▸ **Extracted material**
============================================================

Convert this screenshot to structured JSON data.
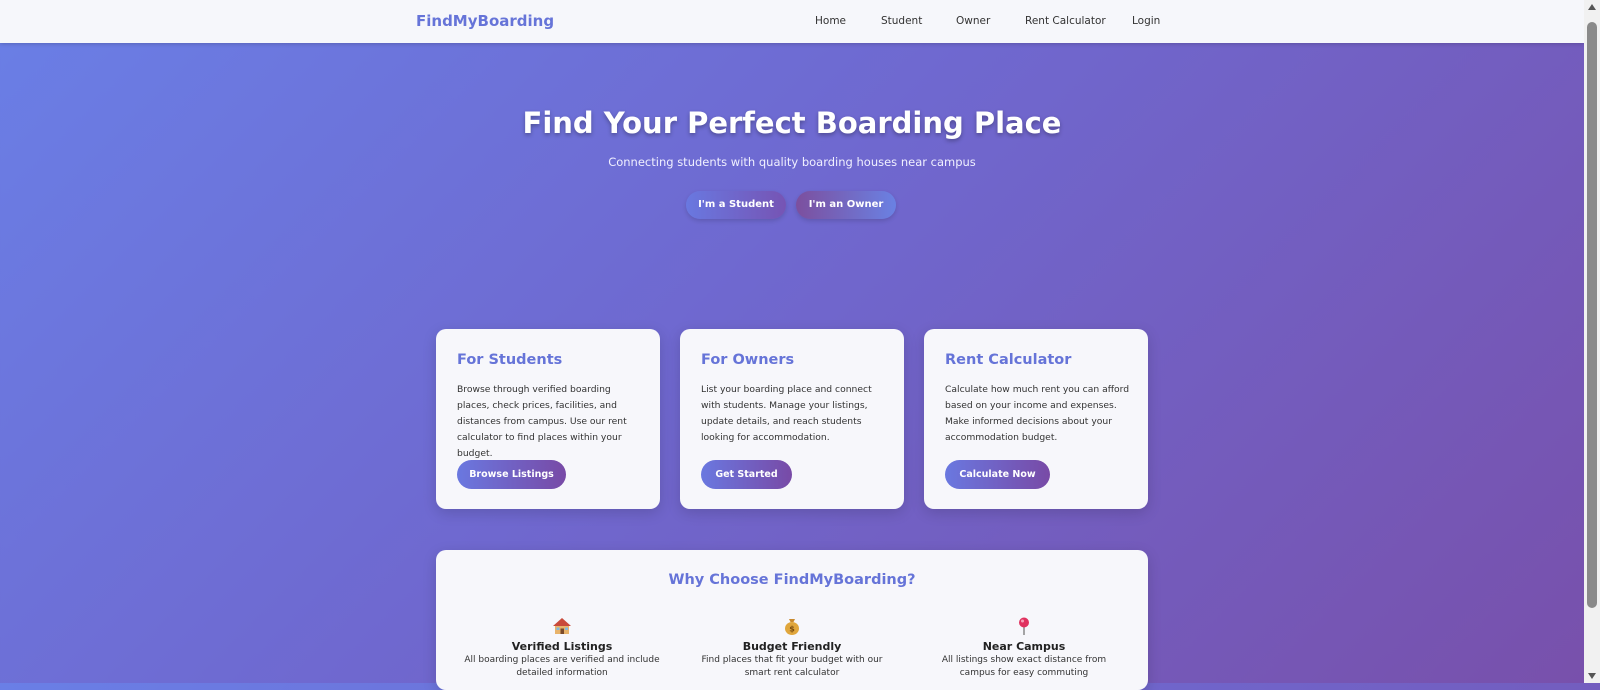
{
  "nav": {
    "brand": "FindMyBoarding",
    "links": [
      "Home",
      "Student",
      "Owner",
      "Rent Calculator",
      "Login"
    ]
  },
  "hero": {
    "title": "Find Your Perfect Boarding Place",
    "subtitle": "Connecting students with quality boarding houses near campus",
    "student_button": "I'm a Student",
    "owner_button": "I'm an Owner"
  },
  "cards": [
    {
      "title": "For Students",
      "text": "Browse through verified boarding places, check prices, facilities, and distances from campus. Use our rent calculator to find places within your budget.",
      "button": "Browse Listings"
    },
    {
      "title": "For Owners",
      "text": "List your boarding place and connect with students. Manage your listings, update details, and reach students looking for accommodation.",
      "button": "Get Started"
    },
    {
      "title": "Rent Calculator",
      "text": "Calculate how much rent you can afford based on your income and expenses. Make informed decisions about your accommodation budget.",
      "button": "Calculate Now"
    }
  ],
  "why": {
    "title": "Why Choose FindMyBoarding?",
    "features": [
      {
        "icon": "house-icon",
        "name": "Verified Listings",
        "desc": "All boarding places are verified and include detailed information"
      },
      {
        "icon": "money-bag-icon",
        "name": "Budget Friendly",
        "desc": "Find places that fit your budget with our smart rent calculator"
      },
      {
        "icon": "pin-icon",
        "name": "Near Campus",
        "desc": "All listings show exact distance from campus for easy commuting"
      }
    ]
  },
  "colors": {
    "accent": "#6674d8",
    "gradient_start": "#6a7fe6",
    "gradient_end": "#7850ab"
  }
}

============================================================

▸ **What you need to do**
Your copy of the data should match it exactly, except that pictures are left out.

▸ **Response**
Convert this screenshot to structured JSON data.
{
  "nav": {
    "brand": "FindMyBoarding",
    "links": [
      "Home",
      "Student",
      "Owner",
      "Rent Calculator",
      "Login"
    ]
  },
  "hero": {
    "title": "Find Your Perfect Boarding Place",
    "subtitle": "Connecting students with quality boarding houses near campus",
    "student_button": "I'm a Student",
    "owner_button": "I'm an Owner"
  },
  "cards": [
    {
      "title": "For Students",
      "text": "Browse through verified boarding places, check prices, facilities, and distances from campus. Use our rent calculator to find places within your budget.",
      "button": "Browse Listings"
    },
    {
      "title": "For Owners",
      "text": "List your boarding place and connect with students. Manage your listings, update details, and reach students looking for accommodation.",
      "button": "Get Started"
    },
    {
      "title": "Rent Calculator",
      "text": "Calculate how much rent you can afford based on your income and expenses. Make informed decisions about your accommodation budget.",
      "button": "Calculate Now"
    }
  ],
  "why": {
    "title": "Why Choose FindMyBoarding?",
    "features": [
      {
        "icon": "house-icon",
        "name": "Verified Listings",
        "desc": "All boarding places are verified and include detailed information"
      },
      {
        "icon": "money-bag-icon",
        "name": "Budget Friendly",
        "desc": "Find places that fit your budget with our smart rent calculator"
      },
      {
        "icon": "pin-icon",
        "name": "Near Campus",
        "desc": "All listings show exact distance from campus for easy commuting"
      }
    ]
  },
  "colors": {
    "accent": "#6674d8",
    "gradient_start": "#6a7fe6",
    "gradient_end": "#7850ab"
  }
}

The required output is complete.